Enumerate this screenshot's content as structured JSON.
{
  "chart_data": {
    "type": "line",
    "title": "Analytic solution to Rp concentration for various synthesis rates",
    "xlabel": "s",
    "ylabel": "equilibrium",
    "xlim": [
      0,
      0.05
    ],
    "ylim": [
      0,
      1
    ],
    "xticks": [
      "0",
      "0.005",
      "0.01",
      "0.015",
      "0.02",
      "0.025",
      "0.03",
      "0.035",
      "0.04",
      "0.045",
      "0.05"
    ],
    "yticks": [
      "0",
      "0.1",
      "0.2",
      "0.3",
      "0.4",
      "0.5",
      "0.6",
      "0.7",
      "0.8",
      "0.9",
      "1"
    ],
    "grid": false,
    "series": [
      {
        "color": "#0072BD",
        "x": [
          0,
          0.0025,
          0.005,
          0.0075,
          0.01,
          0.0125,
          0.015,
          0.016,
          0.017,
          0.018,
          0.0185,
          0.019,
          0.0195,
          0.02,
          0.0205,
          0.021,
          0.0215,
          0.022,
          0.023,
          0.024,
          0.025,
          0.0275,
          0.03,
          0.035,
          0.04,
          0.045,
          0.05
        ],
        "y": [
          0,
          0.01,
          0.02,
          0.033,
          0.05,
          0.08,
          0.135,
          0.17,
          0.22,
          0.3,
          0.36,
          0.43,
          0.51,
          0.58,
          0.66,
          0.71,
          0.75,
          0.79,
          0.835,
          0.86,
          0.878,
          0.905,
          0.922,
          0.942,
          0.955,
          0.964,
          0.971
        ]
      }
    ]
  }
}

= = = =

[PROBLEM TO WORK ON] Each record must be repeated exactly as it is.

[RESULT OF THE EXERCISE]
Enumerate this screenshot's content as structured JSON.
{
  "chart_data": {
    "type": "line",
    "title": "Analytic solution to Rp concentration for various synthesis rates",
    "xlabel": "s",
    "ylabel": "equilibrium",
    "xlim": [
      0,
      0.05
    ],
    "ylim": [
      0,
      1
    ],
    "xticks": [
      "0",
      "0.005",
      "0.01",
      "0.015",
      "0.02",
      "0.025",
      "0.03",
      "0.035",
      "0.04",
      "0.045",
      "0.05"
    ],
    "yticks": [
      "0",
      "0.1",
      "0.2",
      "0.3",
      "0.4",
      "0.5",
      "0.6",
      "0.7",
      "0.8",
      "0.9",
      "1"
    ],
    "grid": false,
    "series": [
      {
        "color": "#0072BD",
        "x": [
          0,
          0.0025,
          0.005,
          0.0075,
          0.01,
          0.0125,
          0.015,
          0.016,
          0.017,
          0.018,
          0.0185,
          0.019,
          0.0195,
          0.02,
          0.0205,
          0.021,
          0.0215,
          0.022,
          0.023,
          0.024,
          0.025,
          0.0275,
          0.03,
          0.035,
          0.04,
          0.045,
          0.05
        ],
        "y": [
          0,
          0.01,
          0.02,
          0.033,
          0.05,
          0.08,
          0.135,
          0.17,
          0.22,
          0.3,
          0.36,
          0.43,
          0.51,
          0.58,
          0.66,
          0.71,
          0.75,
          0.79,
          0.835,
          0.86,
          0.878,
          0.905,
          0.922,
          0.942,
          0.955,
          0.964,
          0.971
        ]
      }
    ]
  }
}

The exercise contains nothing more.